Dataset records
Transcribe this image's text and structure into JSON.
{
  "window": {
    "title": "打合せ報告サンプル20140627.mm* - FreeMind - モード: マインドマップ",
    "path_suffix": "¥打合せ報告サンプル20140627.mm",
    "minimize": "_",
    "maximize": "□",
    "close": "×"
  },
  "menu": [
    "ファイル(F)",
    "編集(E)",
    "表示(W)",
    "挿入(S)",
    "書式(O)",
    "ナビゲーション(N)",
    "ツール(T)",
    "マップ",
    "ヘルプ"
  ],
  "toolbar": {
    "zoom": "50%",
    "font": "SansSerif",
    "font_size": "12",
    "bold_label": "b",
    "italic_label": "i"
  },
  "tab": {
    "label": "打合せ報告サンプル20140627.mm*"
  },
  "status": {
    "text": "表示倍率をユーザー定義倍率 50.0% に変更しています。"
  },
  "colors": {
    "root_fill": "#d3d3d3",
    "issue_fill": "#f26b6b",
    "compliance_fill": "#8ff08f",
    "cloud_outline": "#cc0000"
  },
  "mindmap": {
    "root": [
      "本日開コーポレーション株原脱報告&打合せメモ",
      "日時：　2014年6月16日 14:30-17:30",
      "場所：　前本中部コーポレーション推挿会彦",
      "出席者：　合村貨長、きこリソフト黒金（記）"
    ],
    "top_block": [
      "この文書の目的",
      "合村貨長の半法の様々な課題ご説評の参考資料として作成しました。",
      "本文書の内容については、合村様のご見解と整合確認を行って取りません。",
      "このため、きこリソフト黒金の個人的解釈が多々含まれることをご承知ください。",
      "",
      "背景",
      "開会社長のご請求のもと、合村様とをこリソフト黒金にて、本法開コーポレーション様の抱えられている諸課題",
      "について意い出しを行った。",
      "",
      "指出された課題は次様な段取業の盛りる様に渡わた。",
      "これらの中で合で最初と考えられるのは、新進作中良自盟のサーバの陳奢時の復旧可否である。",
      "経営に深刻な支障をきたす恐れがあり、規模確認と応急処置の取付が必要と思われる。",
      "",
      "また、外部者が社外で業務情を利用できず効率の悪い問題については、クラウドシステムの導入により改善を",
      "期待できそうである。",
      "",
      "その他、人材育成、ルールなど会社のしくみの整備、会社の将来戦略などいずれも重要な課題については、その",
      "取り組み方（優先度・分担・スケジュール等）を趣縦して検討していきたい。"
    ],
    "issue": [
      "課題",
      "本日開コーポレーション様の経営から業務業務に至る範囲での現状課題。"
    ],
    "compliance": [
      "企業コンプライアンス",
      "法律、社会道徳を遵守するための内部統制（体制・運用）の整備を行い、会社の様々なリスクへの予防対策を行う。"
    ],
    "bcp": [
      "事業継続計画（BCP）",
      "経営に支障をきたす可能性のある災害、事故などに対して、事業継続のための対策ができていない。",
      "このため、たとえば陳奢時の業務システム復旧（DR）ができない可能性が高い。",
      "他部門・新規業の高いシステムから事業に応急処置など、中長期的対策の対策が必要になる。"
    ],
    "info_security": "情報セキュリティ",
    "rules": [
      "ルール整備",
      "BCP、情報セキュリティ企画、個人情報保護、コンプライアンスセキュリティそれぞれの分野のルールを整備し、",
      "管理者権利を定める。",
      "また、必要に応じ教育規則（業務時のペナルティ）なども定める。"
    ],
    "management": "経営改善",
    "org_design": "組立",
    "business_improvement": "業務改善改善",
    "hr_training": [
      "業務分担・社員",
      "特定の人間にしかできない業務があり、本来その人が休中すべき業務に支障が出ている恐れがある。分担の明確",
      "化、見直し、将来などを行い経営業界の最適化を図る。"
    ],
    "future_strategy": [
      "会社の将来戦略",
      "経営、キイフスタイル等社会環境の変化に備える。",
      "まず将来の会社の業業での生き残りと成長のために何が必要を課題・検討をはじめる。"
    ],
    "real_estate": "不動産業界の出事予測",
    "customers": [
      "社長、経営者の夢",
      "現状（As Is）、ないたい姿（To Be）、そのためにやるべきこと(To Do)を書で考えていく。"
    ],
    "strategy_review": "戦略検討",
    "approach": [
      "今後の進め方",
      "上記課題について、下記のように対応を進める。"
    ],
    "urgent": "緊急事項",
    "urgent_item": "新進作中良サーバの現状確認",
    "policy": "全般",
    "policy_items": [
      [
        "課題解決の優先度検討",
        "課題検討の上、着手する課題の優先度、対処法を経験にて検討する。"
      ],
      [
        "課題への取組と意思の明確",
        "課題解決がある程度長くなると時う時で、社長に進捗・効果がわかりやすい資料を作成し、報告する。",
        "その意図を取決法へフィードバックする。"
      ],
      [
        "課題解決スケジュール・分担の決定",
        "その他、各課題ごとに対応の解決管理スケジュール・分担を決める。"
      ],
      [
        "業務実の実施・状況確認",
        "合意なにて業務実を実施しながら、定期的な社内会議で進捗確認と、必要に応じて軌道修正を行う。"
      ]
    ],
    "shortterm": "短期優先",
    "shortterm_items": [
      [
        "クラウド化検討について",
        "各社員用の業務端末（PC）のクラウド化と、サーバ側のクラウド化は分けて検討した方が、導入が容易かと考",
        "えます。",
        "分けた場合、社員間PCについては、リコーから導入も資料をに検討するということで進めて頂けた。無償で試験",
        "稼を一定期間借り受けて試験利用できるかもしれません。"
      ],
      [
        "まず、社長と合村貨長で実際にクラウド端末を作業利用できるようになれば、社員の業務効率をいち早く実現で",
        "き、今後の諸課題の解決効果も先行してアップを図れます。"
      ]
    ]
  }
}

Exercise description: Please return the data above exactly as given.

Written response:
Transcribe this image's text and structure into JSON.
{
  "window": {
    "title": "打合せ報告サンプル20140627.mm* - FreeMind - モード: マインドマップ",
    "path_suffix": "¥打合せ報告サンプル20140627.mm",
    "minimize": "_",
    "maximize": "□",
    "close": "×"
  },
  "menu": [
    "ファイル(F)",
    "編集(E)",
    "表示(W)",
    "挿入(S)",
    "書式(O)",
    "ナビゲーション(N)",
    "ツール(T)",
    "マップ",
    "ヘルプ"
  ],
  "toolbar": {
    "zoom": "50%",
    "font": "SansSerif",
    "font_size": "12",
    "bold_label": "b",
    "italic_label": "i"
  },
  "tab": {
    "label": "打合せ報告サンプル20140627.mm*"
  },
  "status": {
    "text": "表示倍率をユーザー定義倍率 50.0% に変更しています。"
  },
  "colors": {
    "root_fill": "#d3d3d3",
    "issue_fill": "#f26b6b",
    "compliance_fill": "#8ff08f",
    "cloud_outline": "#cc0000"
  },
  "mindmap": {
    "root": [
      "本日開コーポレーション株原脱報告&打合せメモ",
      "日時：　2014年6月16日 14:30-17:30",
      "場所：　前本中部コーポレーション推挿会彦",
      "出席者：　合村貨長、きこリソフト黒金（記）"
    ],
    "top_block": [
      "この文書の目的",
      "合村貨長の半法の様々な課題ご説評の参考資料として作成しました。",
      "本文書の内容については、合村様のご見解と整合確認を行って取りません。",
      "このため、きこリソフト黒金の個人的解釈が多々含まれることをご承知ください。",
      "",
      "背景",
      "開会社長のご請求のもと、合村様とをこリソフト黒金にて、本法開コーポレーション様の抱えられている諸課題",
      "について意い出しを行った。",
      "",
      "指出された課題は次様な段取業の盛りる様に渡わた。",
      "これらの中で合で最初と考えられるのは、新進作中良自盟のサーバの陳奢時の復旧可否である。",
      "経営に深刻な支障をきたす恐れがあり、規模確認と応急処置の取付が必要と思われる。",
      "",
      "また、外部者が社外で業務情を利用できず効率の悪い問題については、クラウドシステムの導入により改善を",
      "期待できそうである。",
      "",
      "その他、人材育成、ルールなど会社のしくみの整備、会社の将来戦略などいずれも重要な課題については、その",
      "取り組み方（優先度・分担・スケジュール等）を趣縦して検討していきたい。"
    ],
    "issue": [
      "課題",
      "本日開コーポレーション様の経営から業務業務に至る範囲での現状課題。"
    ],
    "compliance": [
      "企業コンプライアンス",
      "法律、社会道徳を遵守するための内部統制（体制・運用）の整備を行い、会社の様々なリスクへの予防対策を行う。"
    ],
    "bcp": [
      "事業継続計画（BCP）",
      "経営に支障をきたす可能性のある災害、事故などに対して、事業継続のための対策ができていない。",
      "このため、たとえば陳奢時の業務システム復旧（DR）ができない可能性が高い。",
      "他部門・新規業の高いシステムから事業に応急処置など、中長期的対策の対策が必要になる。"
    ],
    "info_security": "情報セキュリティ",
    "rules": [
      "ルール整備",
      "BCP、情報セキュリティ企画、個人情報保護、コンプライアンスセキュリティそれぞれの分野のルールを整備し、",
      "管理者権利を定める。",
      "また、必要に応じ教育規則（業務時のペナルティ）なども定める。"
    ],
    "management": "経営改善",
    "org_design": "組立",
    "business_improvement": "業務改善改善",
    "hr_training": [
      "業務分担・社員",
      "特定の人間にしかできない業務があり、本来その人が休中すべき業務に支障が出ている恐れがある。分担の明確",
      "化、見直し、将来などを行い経営業界の最適化を図る。"
    ],
    "future_strategy": [
      "会社の将来戦略",
      "経営、キイフスタイル等社会環境の変化に備える。",
      "まず将来の会社の業業での生き残りと成長のために何が必要を課題・検討をはじめる。"
    ],
    "real_estate": "不動産業界の出事予測",
    "customers": [
      "社長、経営者の夢",
      "現状（As Is）、ないたい姿（To Be）、そのためにやるべきこと(To Do)を書で考えていく。"
    ],
    "strategy_review": "戦略検討",
    "approach": [
      "今後の進め方",
      "上記課題について、下記のように対応を進める。"
    ],
    "urgent": "緊急事項",
    "urgent_item": "新進作中良サーバの現状確認",
    "policy": "全般",
    "policy_items": [
      [
        "課題解決の優先度検討",
        "課題検討の上、着手する課題の優先度、対処法を経験にて検討する。"
      ],
      [
        "課題への取組と意思の明確",
        "課題解決がある程度長くなると時う時で、社長に進捗・効果がわかりやすい資料を作成し、報告する。",
        "その意図を取決法へフィードバックする。"
      ],
      [
        "課題解決スケジュール・分担の決定",
        "その他、各課題ごとに対応の解決管理スケジュール・分担を決める。"
      ],
      [
        "業務実の実施・状況確認",
        "合意なにて業務実を実施しながら、定期的な社内会議で進捗確認と、必要に応じて軌道修正を行う。"
      ]
    ],
    "shortterm": "短期優先",
    "shortterm_items": [
      [
        "クラウド化検討について",
        "各社員用の業務端末（PC）のクラウド化と、サーバ側のクラウド化は分けて検討した方が、導入が容易かと考",
        "えます。",
        "分けた場合、社員間PCについては、リコーから導入も資料をに検討するということで進めて頂けた。無償で試験",
        "稼を一定期間借り受けて試験利用できるかもしれません。"
      ],
      [
        "まず、社長と合村貨長で実際にクラウド端末を作業利用できるようになれば、社員の業務効率をいち早く実現で",
        "き、今後の諸課題の解決効果も先行してアップを図れます。"
      ]
    ]
  }
}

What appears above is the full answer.